* [Set task]: Pictures stay out; everything else in the records below is copied exactly.

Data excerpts
• • • •

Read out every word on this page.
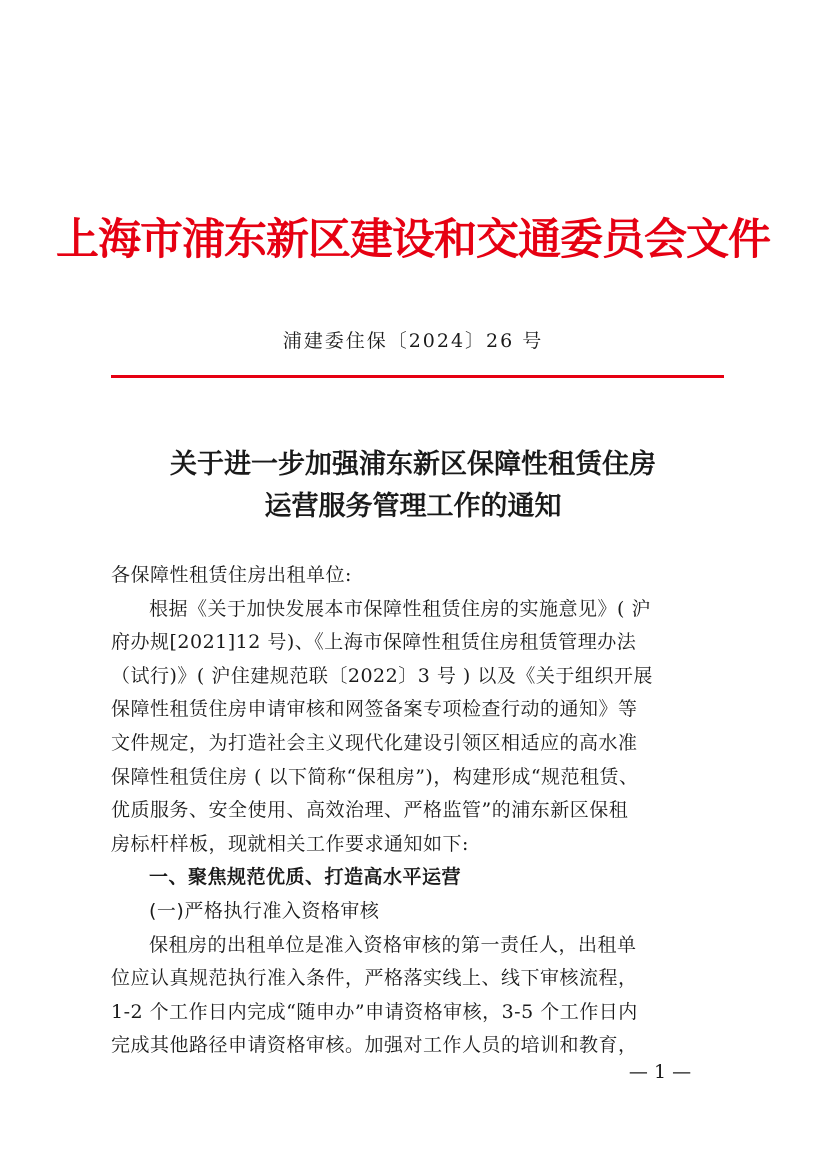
上海市浦东新区建设和交通委员会文件
浦建委住保〔2024〕26 号
关于进一步加强浦东新区保障性租赁住房
运营服务管理工作的通知

各保障性租赁住房出租单位:

根据《关于加快发展本市保障性租赁住房的实施意见》( 沪
府办规[2021]12 号)、《上海市保障性租赁住房租赁管理办法
（试行)》( 沪住建规范联〔2022〕3 号 ) 以及《关于组织开展
保障性租赁住房申请审核和网签备案专项检查行动的通知》等
文件规定，为打造社会主义现代化建设引领区相适应的高水准
保障性租赁住房 ( 以下简称“保租房”)，构建形成“规范租赁、
优质服务、安全使用、高效治理、严格监管”的浦东新区保租
房标杆样板，现就相关工作要求通知如下:
一、聚焦规范优质、打造高水平运营
(一)严格执行准入资格审核
保租房的出租单位是准入资格审核的第一责任人，出租单
位应认真规范执行准入条件，严格落实线上、线下审核流程，
1-2 个工作日内完成“随申办”申请资格审核，3-5 个工作日内
完成其他路径申请资格审核。加强对工作人员的培训和教育，
— 1 —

• • • •

* [Result of the task]:
Read out every word on this page.
上海市浦东新区建设和交通委员会文件
浦建委住保〔2024〕26 号
关于进一步加强浦东新区保障性租赁住房
运营服务管理工作的通知

各保障性租赁住房出租单位:

根据《关于加快发展本市保障性租赁住房的实施意见》( 沪
府办规[2021]12 号)、《上海市保障性租赁住房租赁管理办法
（试行)》( 沪住建规范联〔2022〕3 号 ) 以及《关于组织开展
保障性租赁住房申请审核和网签备案专项检查行动的通知》等
文件规定，为打造社会主义现代化建设引领区相适应的高水准
保障性租赁住房 ( 以下简称“保租房”)，构建形成“规范租赁、
优质服务、安全使用、高效治理、严格监管”的浦东新区保租
房标杆样板，现就相关工作要求通知如下:
一、聚焦规范优质、打造高水平运营
(一)严格执行准入资格审核
保租房的出租单位是准入资格审核的第一责任人，出租单
位应认真规范执行准入条件，严格落实线上、线下审核流程，
1-2 个工作日内完成“随申办”申请资格审核，3-5 个工作日内
完成其他路径申请资格审核。加强对工作人员的培训和教育，
— 1 —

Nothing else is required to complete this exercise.